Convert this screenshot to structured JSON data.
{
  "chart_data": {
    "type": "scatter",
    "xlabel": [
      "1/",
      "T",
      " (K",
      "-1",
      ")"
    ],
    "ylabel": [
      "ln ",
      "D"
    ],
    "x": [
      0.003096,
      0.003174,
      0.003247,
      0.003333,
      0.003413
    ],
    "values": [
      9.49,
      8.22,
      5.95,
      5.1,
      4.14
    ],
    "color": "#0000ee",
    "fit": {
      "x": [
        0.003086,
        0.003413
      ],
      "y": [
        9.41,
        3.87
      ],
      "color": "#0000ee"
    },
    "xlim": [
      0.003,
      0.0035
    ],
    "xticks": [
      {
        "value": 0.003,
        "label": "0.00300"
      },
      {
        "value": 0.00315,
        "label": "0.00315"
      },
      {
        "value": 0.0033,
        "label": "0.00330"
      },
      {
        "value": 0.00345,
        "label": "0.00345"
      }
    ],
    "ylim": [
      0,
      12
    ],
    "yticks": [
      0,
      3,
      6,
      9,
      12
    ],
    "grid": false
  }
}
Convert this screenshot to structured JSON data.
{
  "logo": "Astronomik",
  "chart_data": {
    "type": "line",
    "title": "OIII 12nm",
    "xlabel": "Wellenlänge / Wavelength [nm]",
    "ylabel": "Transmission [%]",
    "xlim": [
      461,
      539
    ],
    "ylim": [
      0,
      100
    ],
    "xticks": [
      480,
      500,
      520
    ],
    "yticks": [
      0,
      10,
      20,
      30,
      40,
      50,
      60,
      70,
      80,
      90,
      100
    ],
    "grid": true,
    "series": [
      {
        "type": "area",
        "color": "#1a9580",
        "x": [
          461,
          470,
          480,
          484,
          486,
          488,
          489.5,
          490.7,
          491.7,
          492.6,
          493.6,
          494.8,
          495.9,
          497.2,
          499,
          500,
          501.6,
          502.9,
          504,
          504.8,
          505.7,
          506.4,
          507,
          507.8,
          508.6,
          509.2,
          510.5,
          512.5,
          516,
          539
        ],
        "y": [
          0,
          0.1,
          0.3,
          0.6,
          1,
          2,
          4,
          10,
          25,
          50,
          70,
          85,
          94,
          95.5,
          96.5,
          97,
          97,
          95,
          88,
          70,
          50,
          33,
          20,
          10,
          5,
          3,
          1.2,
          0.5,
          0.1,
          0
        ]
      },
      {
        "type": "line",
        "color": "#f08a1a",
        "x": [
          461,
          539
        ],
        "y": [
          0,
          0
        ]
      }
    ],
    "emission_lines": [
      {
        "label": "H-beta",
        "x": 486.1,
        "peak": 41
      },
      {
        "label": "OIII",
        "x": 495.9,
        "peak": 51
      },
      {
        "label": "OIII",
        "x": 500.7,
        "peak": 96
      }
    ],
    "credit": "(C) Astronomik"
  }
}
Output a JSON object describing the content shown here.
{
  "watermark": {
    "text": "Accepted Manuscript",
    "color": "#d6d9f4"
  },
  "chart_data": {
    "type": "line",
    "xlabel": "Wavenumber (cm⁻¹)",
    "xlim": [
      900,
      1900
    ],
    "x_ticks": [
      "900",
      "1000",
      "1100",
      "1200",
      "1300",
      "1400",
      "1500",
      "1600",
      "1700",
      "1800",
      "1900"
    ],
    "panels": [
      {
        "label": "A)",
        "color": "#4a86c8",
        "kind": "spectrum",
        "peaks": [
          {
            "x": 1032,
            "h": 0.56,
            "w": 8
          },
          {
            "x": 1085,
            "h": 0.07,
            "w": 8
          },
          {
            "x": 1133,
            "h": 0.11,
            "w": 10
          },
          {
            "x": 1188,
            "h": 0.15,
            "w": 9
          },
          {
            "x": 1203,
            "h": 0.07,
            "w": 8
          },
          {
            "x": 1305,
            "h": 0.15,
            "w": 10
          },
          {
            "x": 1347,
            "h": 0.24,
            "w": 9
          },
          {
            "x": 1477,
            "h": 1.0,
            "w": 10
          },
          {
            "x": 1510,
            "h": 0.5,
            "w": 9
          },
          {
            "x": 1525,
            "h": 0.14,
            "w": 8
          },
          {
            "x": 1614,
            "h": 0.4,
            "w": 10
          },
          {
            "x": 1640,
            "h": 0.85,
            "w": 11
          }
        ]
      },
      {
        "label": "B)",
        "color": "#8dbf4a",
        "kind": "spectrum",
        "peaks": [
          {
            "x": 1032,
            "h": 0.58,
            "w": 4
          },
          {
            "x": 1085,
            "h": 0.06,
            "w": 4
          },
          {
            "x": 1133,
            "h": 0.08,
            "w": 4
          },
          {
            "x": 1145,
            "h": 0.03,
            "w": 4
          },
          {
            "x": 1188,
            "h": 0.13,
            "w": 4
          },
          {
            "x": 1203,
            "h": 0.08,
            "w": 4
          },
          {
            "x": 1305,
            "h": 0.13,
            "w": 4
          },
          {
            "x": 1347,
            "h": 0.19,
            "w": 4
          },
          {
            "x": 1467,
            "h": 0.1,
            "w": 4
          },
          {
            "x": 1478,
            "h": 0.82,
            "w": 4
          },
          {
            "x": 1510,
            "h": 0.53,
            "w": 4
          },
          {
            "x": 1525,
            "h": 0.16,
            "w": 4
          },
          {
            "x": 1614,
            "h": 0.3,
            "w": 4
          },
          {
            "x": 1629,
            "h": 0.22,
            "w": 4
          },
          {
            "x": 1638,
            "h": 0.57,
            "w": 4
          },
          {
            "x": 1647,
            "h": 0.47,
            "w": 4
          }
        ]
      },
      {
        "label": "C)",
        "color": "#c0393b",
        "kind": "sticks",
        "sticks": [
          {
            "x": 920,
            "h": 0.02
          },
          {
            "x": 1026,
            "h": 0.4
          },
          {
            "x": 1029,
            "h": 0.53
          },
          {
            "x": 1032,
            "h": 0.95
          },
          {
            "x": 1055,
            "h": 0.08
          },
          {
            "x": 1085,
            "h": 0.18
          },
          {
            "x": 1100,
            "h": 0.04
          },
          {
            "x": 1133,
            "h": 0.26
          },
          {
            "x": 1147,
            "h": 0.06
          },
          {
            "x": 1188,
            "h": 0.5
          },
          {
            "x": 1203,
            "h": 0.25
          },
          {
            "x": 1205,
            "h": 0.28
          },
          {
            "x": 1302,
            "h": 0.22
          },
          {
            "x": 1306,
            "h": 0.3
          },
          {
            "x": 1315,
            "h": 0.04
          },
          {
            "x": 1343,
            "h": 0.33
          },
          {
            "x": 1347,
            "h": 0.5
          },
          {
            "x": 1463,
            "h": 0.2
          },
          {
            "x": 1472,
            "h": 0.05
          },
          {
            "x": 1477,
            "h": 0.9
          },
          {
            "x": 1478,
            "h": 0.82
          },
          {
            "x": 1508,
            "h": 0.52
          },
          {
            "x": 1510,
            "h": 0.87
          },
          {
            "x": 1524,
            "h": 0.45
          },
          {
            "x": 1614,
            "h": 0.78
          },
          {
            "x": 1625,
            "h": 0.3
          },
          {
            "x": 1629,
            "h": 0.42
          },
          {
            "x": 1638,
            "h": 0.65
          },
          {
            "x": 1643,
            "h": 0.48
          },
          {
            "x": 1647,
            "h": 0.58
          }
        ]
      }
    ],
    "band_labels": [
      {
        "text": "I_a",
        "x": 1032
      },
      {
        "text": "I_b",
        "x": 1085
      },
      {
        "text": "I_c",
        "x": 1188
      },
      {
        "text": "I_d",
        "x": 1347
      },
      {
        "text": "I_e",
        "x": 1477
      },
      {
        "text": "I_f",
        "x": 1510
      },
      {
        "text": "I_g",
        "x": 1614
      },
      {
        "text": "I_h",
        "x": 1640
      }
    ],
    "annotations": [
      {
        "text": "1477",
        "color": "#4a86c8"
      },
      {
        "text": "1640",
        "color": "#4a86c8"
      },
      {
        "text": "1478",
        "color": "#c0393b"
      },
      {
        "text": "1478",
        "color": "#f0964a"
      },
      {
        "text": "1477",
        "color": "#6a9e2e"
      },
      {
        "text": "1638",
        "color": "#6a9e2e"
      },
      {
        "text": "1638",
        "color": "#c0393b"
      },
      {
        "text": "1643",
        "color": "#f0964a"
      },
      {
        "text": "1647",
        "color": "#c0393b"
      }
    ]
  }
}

+-------+

- STATED GOAL
Collect from the data above every line that includes "type".

- EXPECTED ANSWER
    "type": "scatter",
    "type": "line",
        "type": "area",
        "type": "line",
    "type": "line",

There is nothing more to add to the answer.